→ Set problem
Without including any pictures, write out the listing below exactly.

→ Listed records
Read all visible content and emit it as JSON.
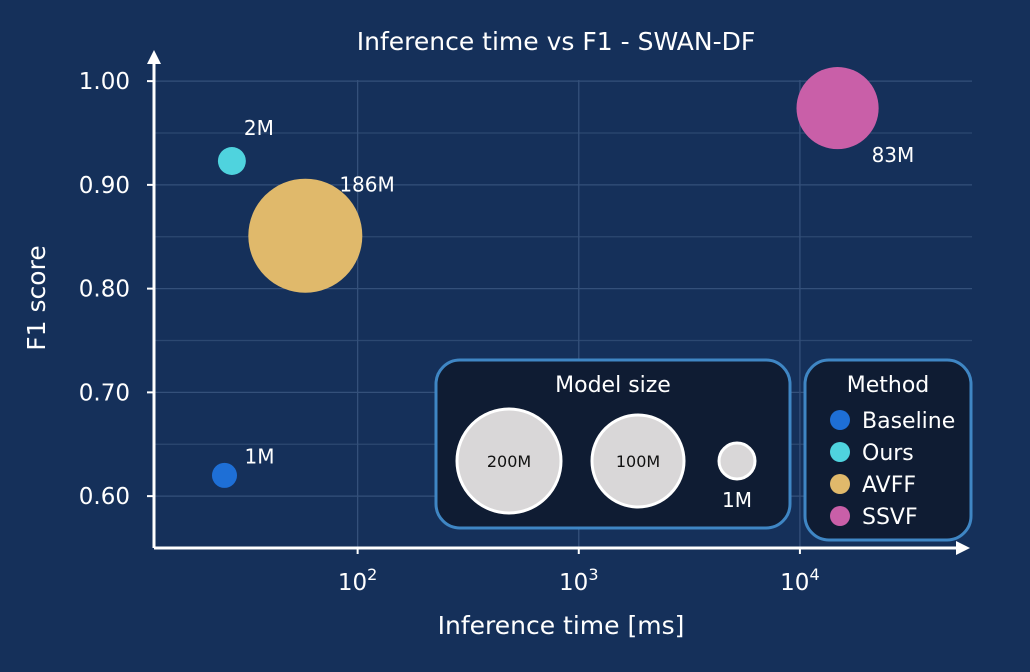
{
  "chart_data": {
    "type": "scatter",
    "title": "Inference time vs F1 - SWAN-DF",
    "xlabel": "Inference time [ms]",
    "ylabel": "F1 score",
    "x_scale": "log",
    "xlim": [
      12,
      60000
    ],
    "ylim": [
      0.55,
      1.03
    ],
    "x_ticks": [
      {
        "value": 100,
        "base": "10",
        "exp": "2"
      },
      {
        "value": 1000,
        "base": "10",
        "exp": "3"
      },
      {
        "value": 10000,
        "base": "10",
        "exp": "4"
      }
    ],
    "y_ticks": [
      {
        "value": 0.6,
        "label": "0.60"
      },
      {
        "value": 0.7,
        "label": "0.70"
      },
      {
        "value": 0.8,
        "label": "0.80"
      },
      {
        "value": 0.9,
        "label": "0.90"
      },
      {
        "value": 1.0,
        "label": "1.00"
      }
    ],
    "grid": true,
    "points": [
      {
        "method": "Baseline",
        "x": 25,
        "y": 0.62,
        "size_m": 1,
        "label": "1M",
        "color": "#1e6fd6"
      },
      {
        "method": "Ours",
        "x": 27,
        "y": 0.923,
        "size_m": 2,
        "label": "2M",
        "color": "#4fd3de"
      },
      {
        "method": "AVFF",
        "x": 58,
        "y": 0.851,
        "size_m": 186,
        "label": "186M",
        "color": "#e0b96b"
      },
      {
        "method": "SSVF",
        "x": 14800,
        "y": 0.974,
        "size_m": 83,
        "label": "83M",
        "color": "#c95fa8"
      }
    ],
    "size_legend": {
      "title": "Model size",
      "items": [
        {
          "size_m": 200,
          "label": "200M"
        },
        {
          "size_m": 100,
          "label": "100M"
        },
        {
          "size_m": 1,
          "label": "1M"
        }
      ]
    },
    "method_legend": {
      "title": "Method",
      "placement": "bottom-right",
      "items": [
        {
          "name": "Baseline",
          "color": "#1e6fd6"
        },
        {
          "name": "Ours",
          "color": "#4fd3de"
        },
        {
          "name": "AVFF",
          "color": "#e0b96b"
        },
        {
          "name": "SSVF",
          "color": "#c95fa8"
        }
      ]
    }
  }
}
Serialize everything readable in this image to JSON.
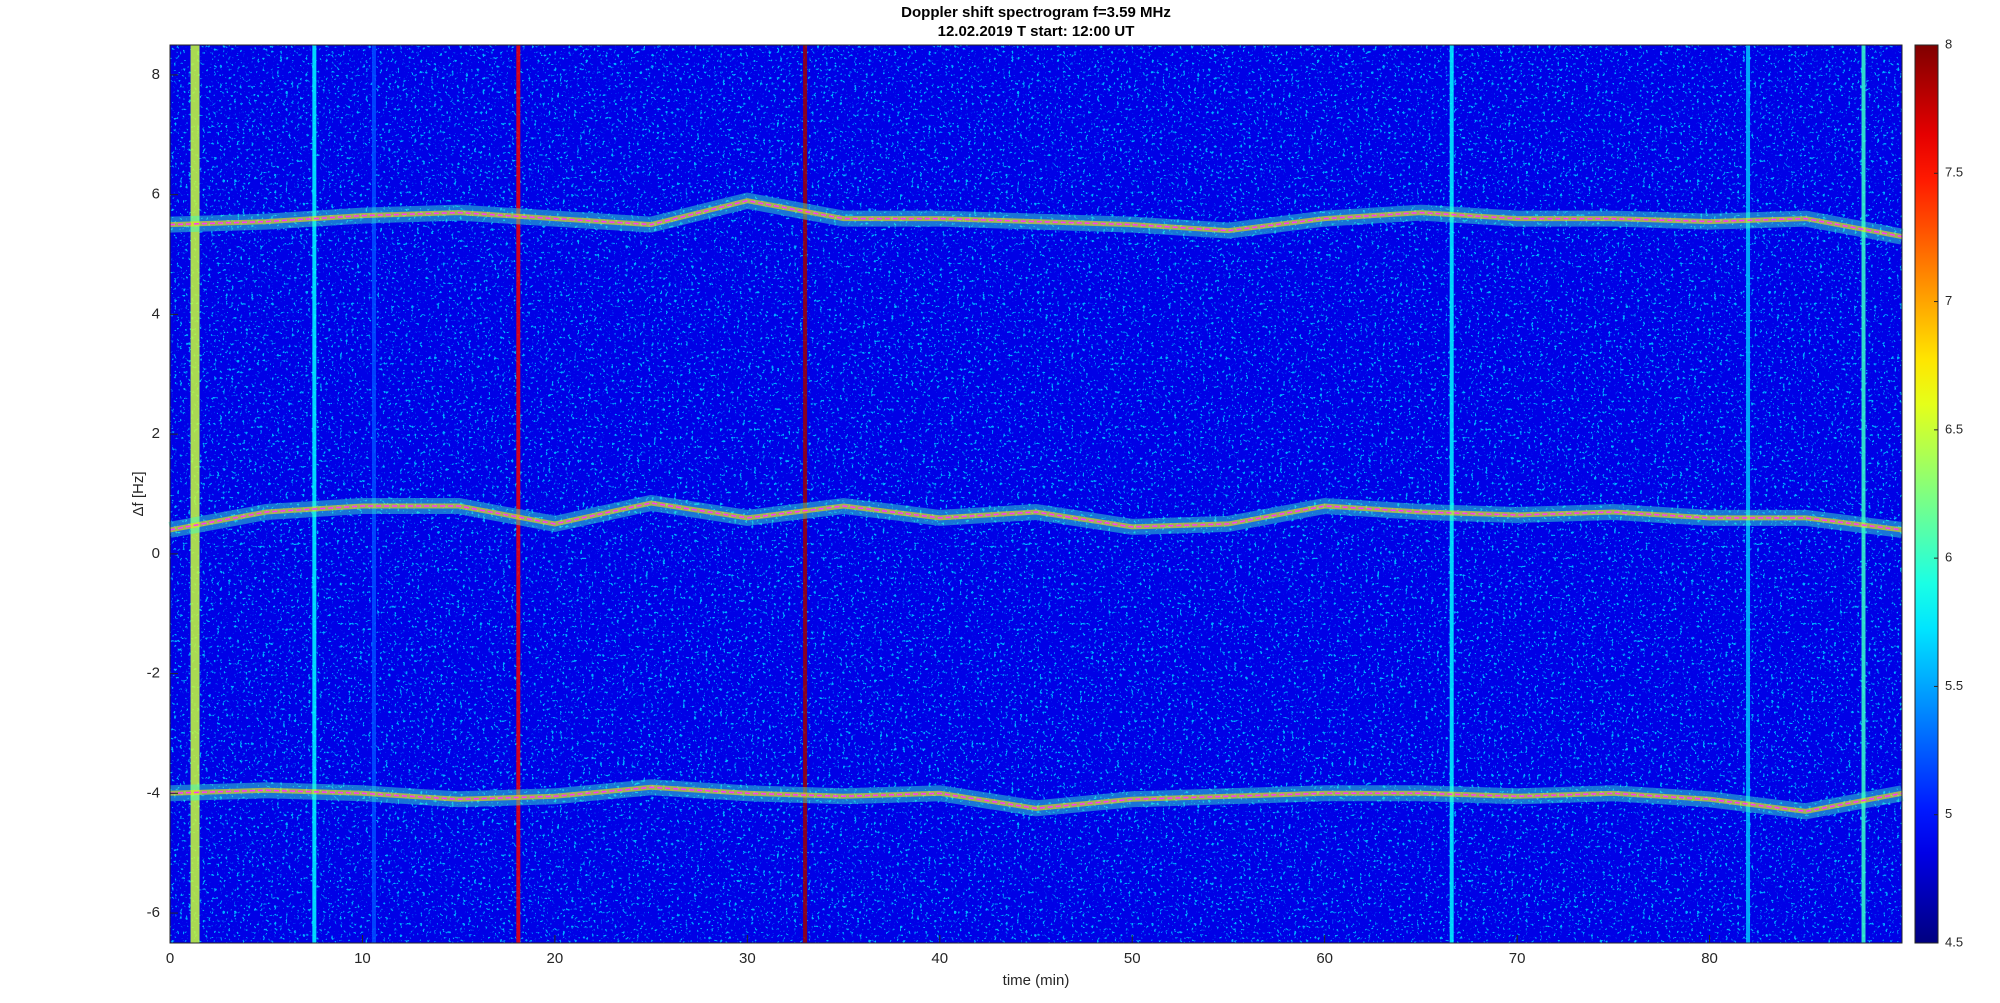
{
  "chart_data": {
    "type": "spectrogram",
    "title": "Doppler shift spectrogram f=3.59 MHz",
    "subtitle": "12.02.2019   T start: 12:00 UT",
    "x_label": "time (min)",
    "y_label": "Δf [Hz]",
    "xlim": [
      0,
      90
    ],
    "ylim": [
      -6.5,
      8.5
    ],
    "xticks": [
      0,
      10,
      20,
      30,
      40,
      50,
      60,
      70,
      80
    ],
    "yticks": [
      -6,
      -4,
      -2,
      0,
      2,
      4,
      6,
      8
    ],
    "clim": [
      4.5,
      8
    ],
    "cticks": [
      4.5,
      5,
      5.5,
      6,
      6.5,
      7,
      7.5,
      8
    ],
    "trace_color": "#ff33ff",
    "trace_level": 6,
    "x": [
      0,
      5,
      10,
      15,
      20,
      25,
      30,
      35,
      40,
      45,
      50,
      55,
      60,
      65,
      70,
      75,
      80,
      85,
      90
    ],
    "series": [
      {
        "values": [
          5.5,
          5.55,
          5.65,
          5.7,
          5.6,
          5.5,
          5.9,
          5.6,
          5.6,
          5.55,
          5.5,
          5.4,
          5.6,
          5.7,
          5.6,
          5.6,
          5.55,
          5.6,
          5.3
        ]
      },
      {
        "values": [
          0.4,
          0.7,
          0.8,
          0.8,
          0.5,
          0.85,
          0.6,
          0.8,
          0.6,
          0.7,
          0.45,
          0.5,
          0.8,
          0.7,
          0.65,
          0.7,
          0.6,
          0.6,
          0.4
        ]
      },
      {
        "values": [
          -4.0,
          -3.95,
          -4.0,
          -4.1,
          -4.05,
          -3.9,
          -4.0,
          -4.05,
          -4.0,
          -4.25,
          -4.1,
          -4.05,
          -4.0,
          -4.0,
          -4.05,
          -4.0,
          -4.1,
          -4.3,
          -4.0
        ]
      }
    ],
    "stripes": {
      "x": [
        1.3,
        7.5,
        10.6,
        18.1,
        33.0,
        66.6,
        82.0,
        88.0
      ],
      "values": [
        6.5,
        5.8,
        5.2,
        7.6,
        7.9,
        5.8,
        5.6,
        6.0
      ]
    }
  }
}
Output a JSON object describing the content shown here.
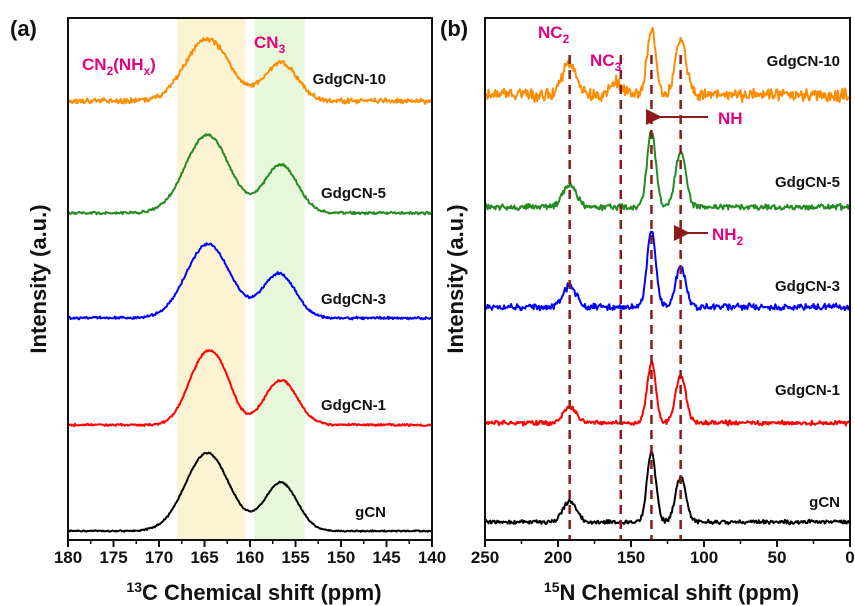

→ Full response
Read all visible content and emit it as JSON.
{
  "chart_data": {
    "type": "scatter",
    "title": "Inference time vs F1 - SWAN-DF",
    "xlabel": "Inference time [ms]",
    "ylabel": "F1 score",
    "x_scale": "log",
    "xlim": [
      12,
      60000
    ],
    "ylim": [
      0.55,
      1.03
    ],
    "x_ticks": [
      {
        "value": 100,
        "base": "10",
        "exp": "2"
      },
      {
        "value": 1000,
        "base": "10",
        "exp": "3"
      },
      {
        "value": 10000,
        "base": "10",
        "exp": "4"
      }
    ],
    "y_ticks": [
      {
        "value": 0.6,
        "label": "0.60"
      },
      {
        "value": 0.7,
        "label": "0.70"
      },
      {
        "value": 0.8,
        "label": "0.80"
      },
      {
        "value": 0.9,
        "label": "0.90"
      },
      {
        "value": 1.0,
        "label": "1.00"
      }
    ],
    "grid": true,
    "points": [
      {
        "method": "Baseline",
        "x": 25,
        "y": 0.62,
        "size_m": 1,
        "label": "1M",
        "color": "#1e6fd6"
      },
      {
        "method": "Ours",
        "x": 27,
        "y": 0.923,
        "size_m": 2,
        "label": "2M",
        "color": "#4fd3de"
      },
      {
        "method": "AVFF",
        "x": 58,
        "y": 0.851,
        "size_m": 186,
        "label": "186M",
        "color": "#e0b96b"
      },
      {
        "method": "SSVF",
        "x": 14800,
        "y": 0.974,
        "size_m": 83,
        "label": "83M",
        "color": "#c95fa8"
      }
    ],
    "size_legend": {
      "title": "Model size",
      "items": [
        {
          "size_m": 200,
          "label": "200M"
        },
        {
          "size_m": 100,
          "label": "100M"
        },
        {
          "size_m": 1,
          "label": "1M"
        }
      ]
    },
    "method_legend": {
      "title": "Method",
      "placement": "bottom-right",
      "items": [
        {
          "name": "Baseline",
          "color": "#1e6fd6"
        },
        {
          "name": "Ours",
          "color": "#4fd3de"
        },
        {
          "name": "AVFF",
          "color": "#e0b96b"
        },
        {
          "name": "SSVF",
          "color": "#c95fa8"
        }
      ]
    }
  }
}
Serialize everything readable in this image to JSON.
{
  "chart_data": {
    "type": "spectrogram",
    "title": "Doppler shift spectrogram f=3.59 MHz",
    "subtitle": "12.02.2019   T start: 12:00 UT",
    "x_label": "time (min)",
    "y_label": "Δf [Hz]",
    "xlim": [
      0,
      90
    ],
    "ylim": [
      -6.5,
      8.5
    ],
    "xticks": [
      0,
      10,
      20,
      30,
      40,
      50,
      60,
      70,
      80
    ],
    "yticks": [
      -6,
      -4,
      -2,
      0,
      2,
      4,
      6,
      8
    ],
    "clim": [
      4.5,
      8
    ],
    "cticks": [
      4.5,
      5,
      5.5,
      6,
      6.5,
      7,
      7.5,
      8
    ],
    "trace_color": "#ff33ff",
    "trace_level": 6,
    "x": [
      0,
      5,
      10,
      15,
      20,
      25,
      30,
      35,
      40,
      45,
      50,
      55,
      60,
      65,
      70,
      75,
      80,
      85,
      90
    ],
    "series": [
      {
        "values": [
          5.5,
          5.55,
          5.65,
          5.7,
          5.6,
          5.5,
          5.9,
          5.6,
          5.6,
          5.55,
          5.5,
          5.4,
          5.6,
          5.7,
          5.6,
          5.6,
          5.55,
          5.6,
          5.3
        ]
      },
      {
        "values": [
          0.4,
          0.7,
          0.8,
          0.8,
          0.5,
          0.85,
          0.6,
          0.8,
          0.6,
          0.7,
          0.45,
          0.5,
          0.8,
          0.7,
          0.65,
          0.7,
          0.6,
          0.6,
          0.4
        ]
      },
      {
        "values": [
          -4.0,
          -3.95,
          -4.0,
          -4.1,
          -4.05,
          -3.9,
          -4.0,
          -4.05,
          -4.0,
          -4.25,
          -4.1,
          -4.05,
          -4.0,
          -4.0,
          -4.05,
          -4.0,
          -4.1,
          -4.3,
          -4.0
        ]
      }
    ],
    "stripes": {
      "x": [
        1.3,
        7.5,
        10.6,
        18.1,
        33.0,
        66.6,
        82.0,
        88.0
      ],
      "values": [
        6.5,
        5.8,
        5.2,
        7.6,
        7.9,
        5.8,
        5.6,
        6.0
      ]
    }
  }
}
Output a JSON object describing the content shown here.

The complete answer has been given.